Records from a data source:

=======

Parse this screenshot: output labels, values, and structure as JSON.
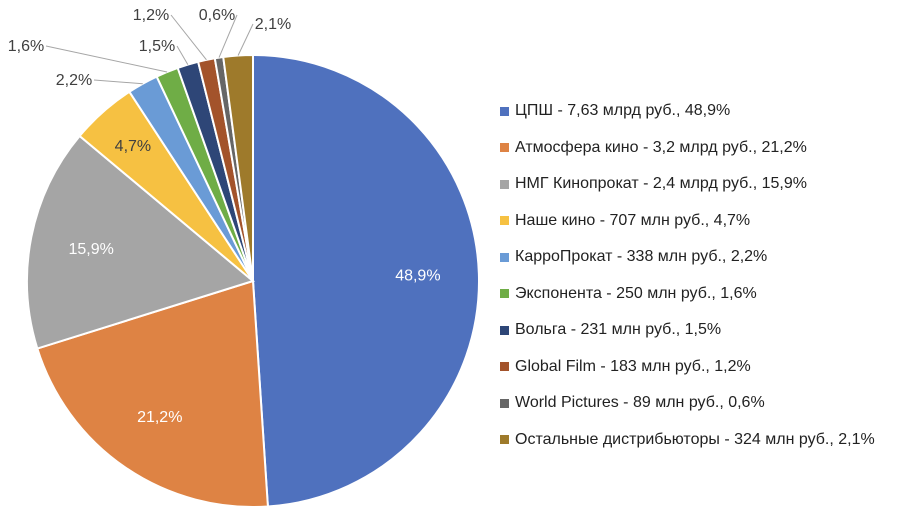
{
  "chart_data": {
    "type": "pie",
    "start_angle_deg": 0,
    "direction": "clockwise",
    "slices": [
      {
        "value": 48.9,
        "label": "48,9%",
        "legend": "ЦПШ - 7,63 млрд руб., 48,9%",
        "color": "#4F71BE",
        "label_style": "inside",
        "label_color": "#ffffff"
      },
      {
        "value": 21.2,
        "label": "21,2%",
        "legend": "Атмосфера кино - 3,2 млрд руб., 21,2%",
        "color": "#DE8344",
        "label_style": "inside",
        "label_color": "#ffffff"
      },
      {
        "value": 15.9,
        "label": "15,9%",
        "legend": "НМГ Кинопрокат - 2,4 млрд руб., 15,9%",
        "color": "#A5A5A5",
        "label_style": "inside",
        "label_color": "#ffffff"
      },
      {
        "value": 4.7,
        "label": "4,7%",
        "legend": "Наше кино - 707 млн руб., 4,7%",
        "color": "#F6C142",
        "label_style": "inside",
        "label_color": "#404040"
      },
      {
        "value": 2.2,
        "label": "2,2%",
        "legend": "КарроПрокат - 338 млн руб., 2,2%",
        "color": "#6A9BD6",
        "label_style": "outside",
        "label_color": "#404040"
      },
      {
        "value": 1.6,
        "label": "1,6%",
        "legend": "Экспонента - 250 млн руб., 1,6%",
        "color": "#6FAD46",
        "label_style": "outside",
        "label_color": "#404040"
      },
      {
        "value": 1.5,
        "label": "1,5%",
        "legend": "Вольга - 231 млн руб., 1,5%",
        "color": "#2E4677",
        "label_style": "outside",
        "label_color": "#404040"
      },
      {
        "value": 1.2,
        "label": "1,2%",
        "legend": "Global Film - 183 млн руб., 1,2%",
        "color": "#A3532B",
        "label_style": "outside",
        "label_color": "#404040"
      },
      {
        "value": 0.6,
        "label": "0,6%",
        "legend": "World Pictures - 89 млн руб., 0,6%",
        "color": "#666666",
        "label_style": "outside",
        "label_color": "#404040"
      },
      {
        "value": 2.1,
        "label": "2,1%",
        "legend": "Остальные дистрибьюторы - 324 млн руб., 2,1%",
        "color": "#9E7A2B",
        "label_style": "outside",
        "label_color": "#404040"
      }
    ],
    "legend_position": "right"
  }
}
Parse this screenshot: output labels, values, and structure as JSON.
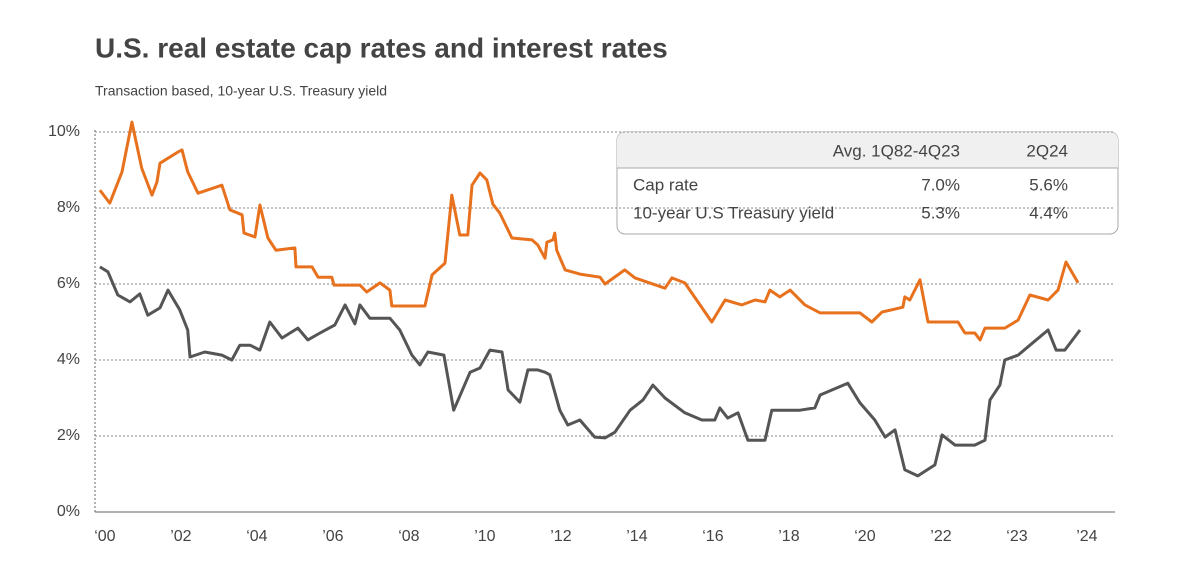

=======

Requirements
Give the count of lines in the listing above that include "млрд", with no other words.

Exercise solution
3